Repeat the records below exactly, leaving out any pictures.

(Data excerpts)
§ §

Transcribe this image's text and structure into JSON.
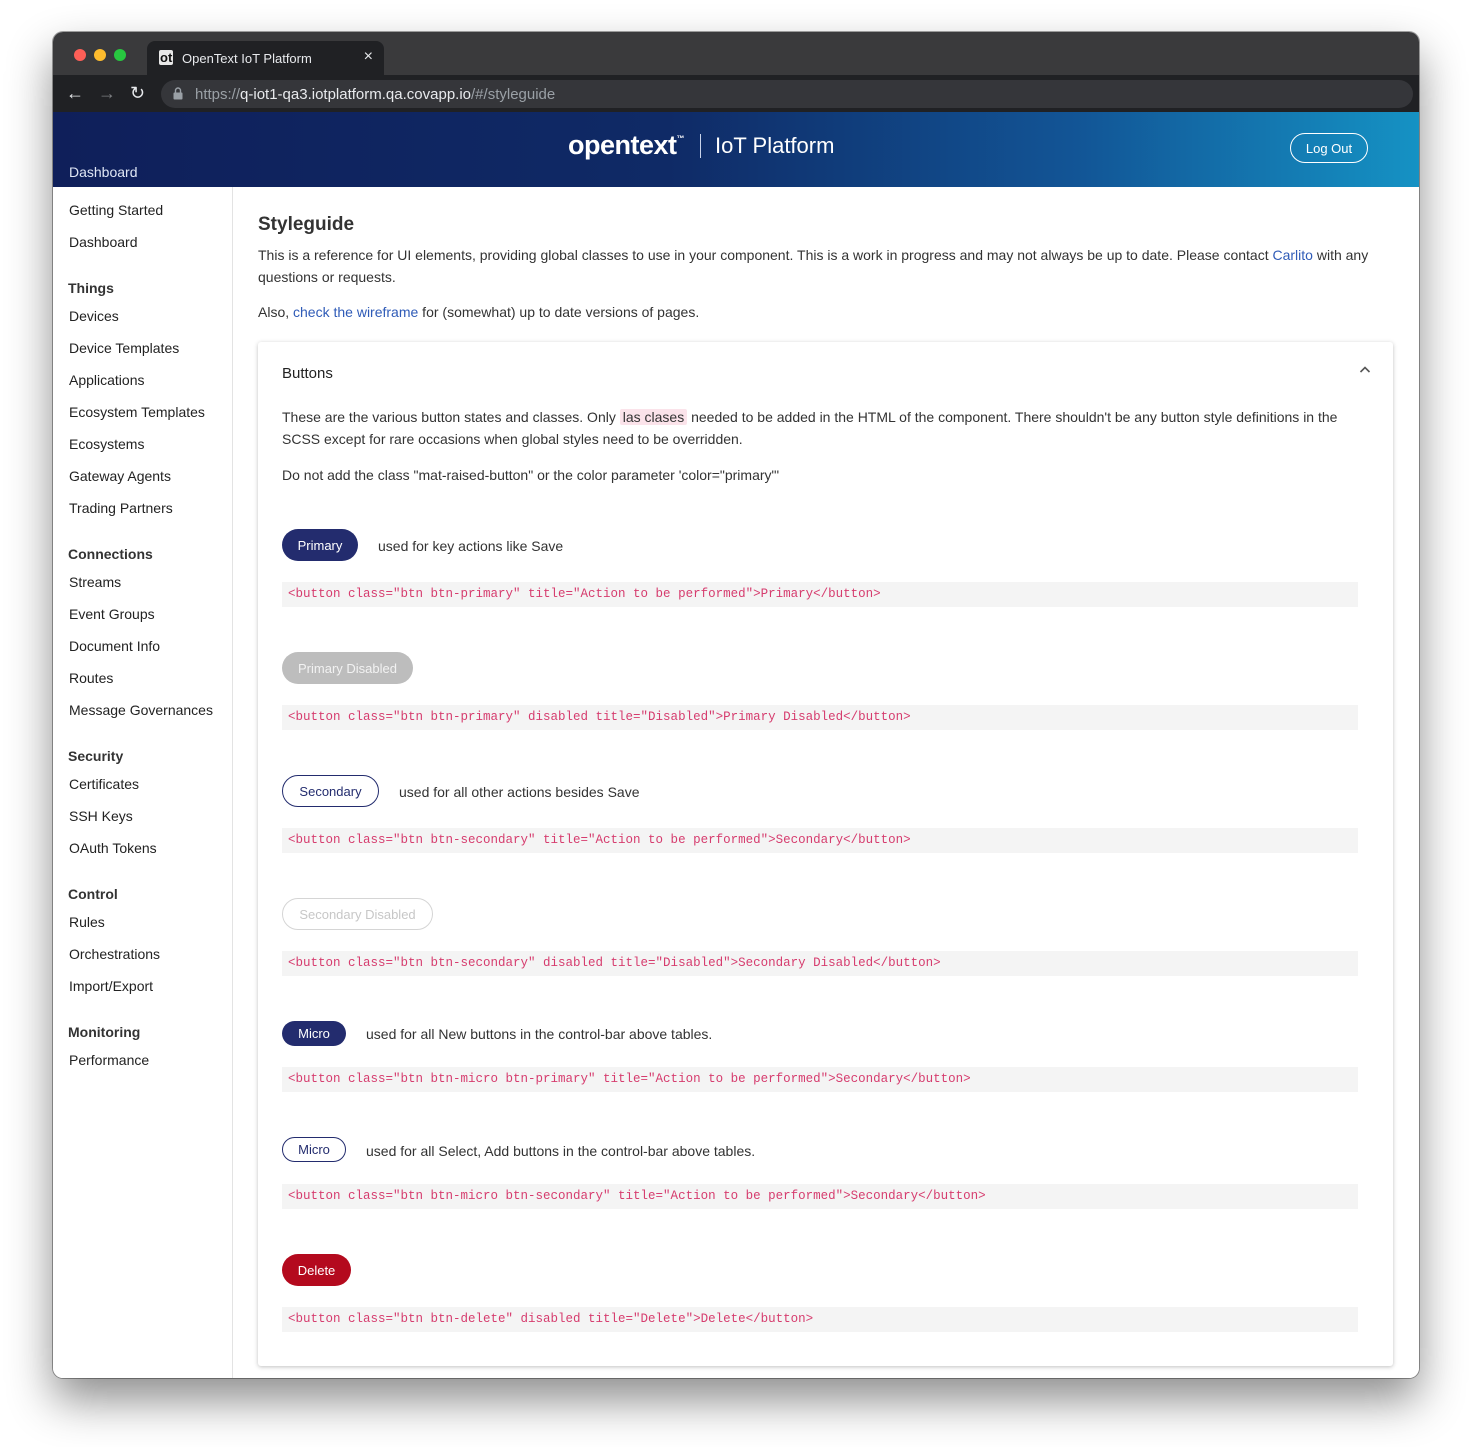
{
  "browser": {
    "tab_title": "OpenText IoT Platform",
    "tab_favicon": "ot",
    "close_icon": "×",
    "back_icon": "←",
    "forward_icon": "→",
    "reload_icon": "↻",
    "url_scheme": "https://",
    "url_host": "q-iot1-qa3.iotplatform.qa.covapp.io",
    "url_path": "/#/styleguide"
  },
  "header": {
    "breadcrumb": "Dashboard",
    "brand_logo": "opentext",
    "brand_tm": "™",
    "product_name": "IoT Platform",
    "logout_label": "Log Out",
    "gradient_colors": [
      "#0f1f5a",
      "#1592c4"
    ]
  },
  "sidebar": {
    "top_items": [
      "Getting Started",
      "Dashboard"
    ],
    "sections": [
      {
        "title": "Things",
        "items": [
          "Devices",
          "Device Templates",
          "Applications",
          "Ecosystem Templates",
          "Ecosystems",
          "Gateway Agents",
          "Trading Partners"
        ]
      },
      {
        "title": "Connections",
        "items": [
          "Streams",
          "Event Groups",
          "Document Info",
          "Routes",
          "Message Governances"
        ]
      },
      {
        "title": "Security",
        "items": [
          "Certificates",
          "SSH Keys",
          "OAuth Tokens"
        ]
      },
      {
        "title": "Control",
        "items": [
          "Rules",
          "Orchestrations",
          "Import/Export"
        ]
      },
      {
        "title": "Monitoring",
        "items": [
          "Performance"
        ]
      }
    ]
  },
  "main": {
    "title": "Styleguide",
    "intro_before": "This is a reference for UI elements, providing global classes to use in your component. This is a work in progress and may not always be up to date. Please contact ",
    "intro_link": "Carlito",
    "intro_after": " with any questions or requests.",
    "also_before": "Also, ",
    "also_link": "check the wireframe",
    "also_after": " for (somewhat) up to date versions of pages."
  },
  "panel": {
    "title": "Buttons",
    "desc_before": "These are the various button states and classes. Only ",
    "desc_highlight": "las clases",
    "desc_after": " needed to be added in the HTML of the component. There shouldn't be any button style definitions in the SCSS except for rare occasions when global styles need to be overridden.",
    "note": "Do not add the class \"mat-raised-button\" or the color parameter 'color=\"primary\"'",
    "examples": [
      {
        "label": "Primary",
        "desc": "used for key actions like Save",
        "code": "<button class=\"btn btn-primary\" title=\"Action to be performed\">Primary</button>"
      },
      {
        "label": "Primary Disabled",
        "desc": "",
        "code": "<button class=\"btn btn-primary\" disabled title=\"Disabled\">Primary Disabled</button>"
      },
      {
        "label": "Secondary",
        "desc": "used for all other actions besides Save",
        "code": "<button class=\"btn btn-secondary\" title=\"Action to be performed\">Secondary</button>"
      },
      {
        "label": "Secondary Disabled",
        "desc": "",
        "code": "<button class=\"btn btn-secondary\" disabled title=\"Disabled\">Secondary Disabled</button>"
      },
      {
        "label": "Micro",
        "desc": "used for all New buttons in the control-bar above tables.",
        "code": "<button class=\"btn btn-micro btn-primary\" title=\"Action to be performed\">Secondary</button>"
      },
      {
        "label": "Micro",
        "desc": "used for all Select, Add buttons in the control-bar above tables.",
        "code": "<button class=\"btn btn-micro btn-secondary\" title=\"Action to be performed\">Secondary</button>"
      },
      {
        "label": "Delete",
        "desc": "",
        "code": "<button class=\"btn btn-delete\" disabled title=\"Delete\">Delete</button>"
      }
    ]
  },
  "colors": {
    "primary": "#232c6e",
    "delete": "#b40a1e",
    "code_text": "#d63c6e",
    "link": "#2f5bb7"
  },
  "icons": {
    "lock": "lock-icon",
    "chevron": "chevron-up-icon"
  }
}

§ §

• [Finished task]:
Transcribe this image's text and structure into JSON.
{
  "browser": {
    "tab_title": "OpenText IoT Platform",
    "tab_favicon": "ot",
    "close_icon": "×",
    "back_icon": "←",
    "forward_icon": "→",
    "reload_icon": "↻",
    "url_scheme": "https://",
    "url_host": "q-iot1-qa3.iotplatform.qa.covapp.io",
    "url_path": "/#/styleguide"
  },
  "header": {
    "breadcrumb": "Dashboard",
    "brand_logo": "opentext",
    "brand_tm": "™",
    "product_name": "IoT Platform",
    "logout_label": "Log Out",
    "gradient_colors": [
      "#0f1f5a",
      "#1592c4"
    ]
  },
  "sidebar": {
    "top_items": [
      "Getting Started",
      "Dashboard"
    ],
    "sections": [
      {
        "title": "Things",
        "items": [
          "Devices",
          "Device Templates",
          "Applications",
          "Ecosystem Templates",
          "Ecosystems",
          "Gateway Agents",
          "Trading Partners"
        ]
      },
      {
        "title": "Connections",
        "items": [
          "Streams",
          "Event Groups",
          "Document Info",
          "Routes",
          "Message Governances"
        ]
      },
      {
        "title": "Security",
        "items": [
          "Certificates",
          "SSH Keys",
          "OAuth Tokens"
        ]
      },
      {
        "title": "Control",
        "items": [
          "Rules",
          "Orchestrations",
          "Import/Export"
        ]
      },
      {
        "title": "Monitoring",
        "items": [
          "Performance"
        ]
      }
    ]
  },
  "main": {
    "title": "Styleguide",
    "intro_before": "This is a reference for UI elements, providing global classes to use in your component. This is a work in progress and may not always be up to date. Please contact ",
    "intro_link": "Carlito",
    "intro_after": " with any questions or requests.",
    "also_before": "Also, ",
    "also_link": "check the wireframe",
    "also_after": " for (somewhat) up to date versions of pages."
  },
  "panel": {
    "title": "Buttons",
    "desc_before": "These are the various button states and classes. Only ",
    "desc_highlight": "las clases",
    "desc_after": " needed to be added in the HTML of the component. There shouldn't be any button style definitions in the SCSS except for rare occasions when global styles need to be overridden.",
    "note": "Do not add the class \"mat-raised-button\" or the color parameter 'color=\"primary\"'",
    "examples": [
      {
        "label": "Primary",
        "desc": "used for key actions like Save",
        "code": "<button class=\"btn btn-primary\" title=\"Action to be performed\">Primary</button>"
      },
      {
        "label": "Primary Disabled",
        "desc": "",
        "code": "<button class=\"btn btn-primary\" disabled title=\"Disabled\">Primary Disabled</button>"
      },
      {
        "label": "Secondary",
        "desc": "used for all other actions besides Save",
        "code": "<button class=\"btn btn-secondary\" title=\"Action to be performed\">Secondary</button>"
      },
      {
        "label": "Secondary Disabled",
        "desc": "",
        "code": "<button class=\"btn btn-secondary\" disabled title=\"Disabled\">Secondary Disabled</button>"
      },
      {
        "label": "Micro",
        "desc": "used for all New buttons in the control-bar above tables.",
        "code": "<button class=\"btn btn-micro btn-primary\" title=\"Action to be performed\">Secondary</button>"
      },
      {
        "label": "Micro",
        "desc": "used for all Select, Add buttons in the control-bar above tables.",
        "code": "<button class=\"btn btn-micro btn-secondary\" title=\"Action to be performed\">Secondary</button>"
      },
      {
        "label": "Delete",
        "desc": "",
        "code": "<button class=\"btn btn-delete\" disabled title=\"Delete\">Delete</button>"
      }
    ]
  },
  "colors": {
    "primary": "#232c6e",
    "delete": "#b40a1e",
    "code_text": "#d63c6e",
    "link": "#2f5bb7"
  },
  "icons": {
    "lock": "lock-icon",
    "chevron": "chevron-up-icon"
  }
}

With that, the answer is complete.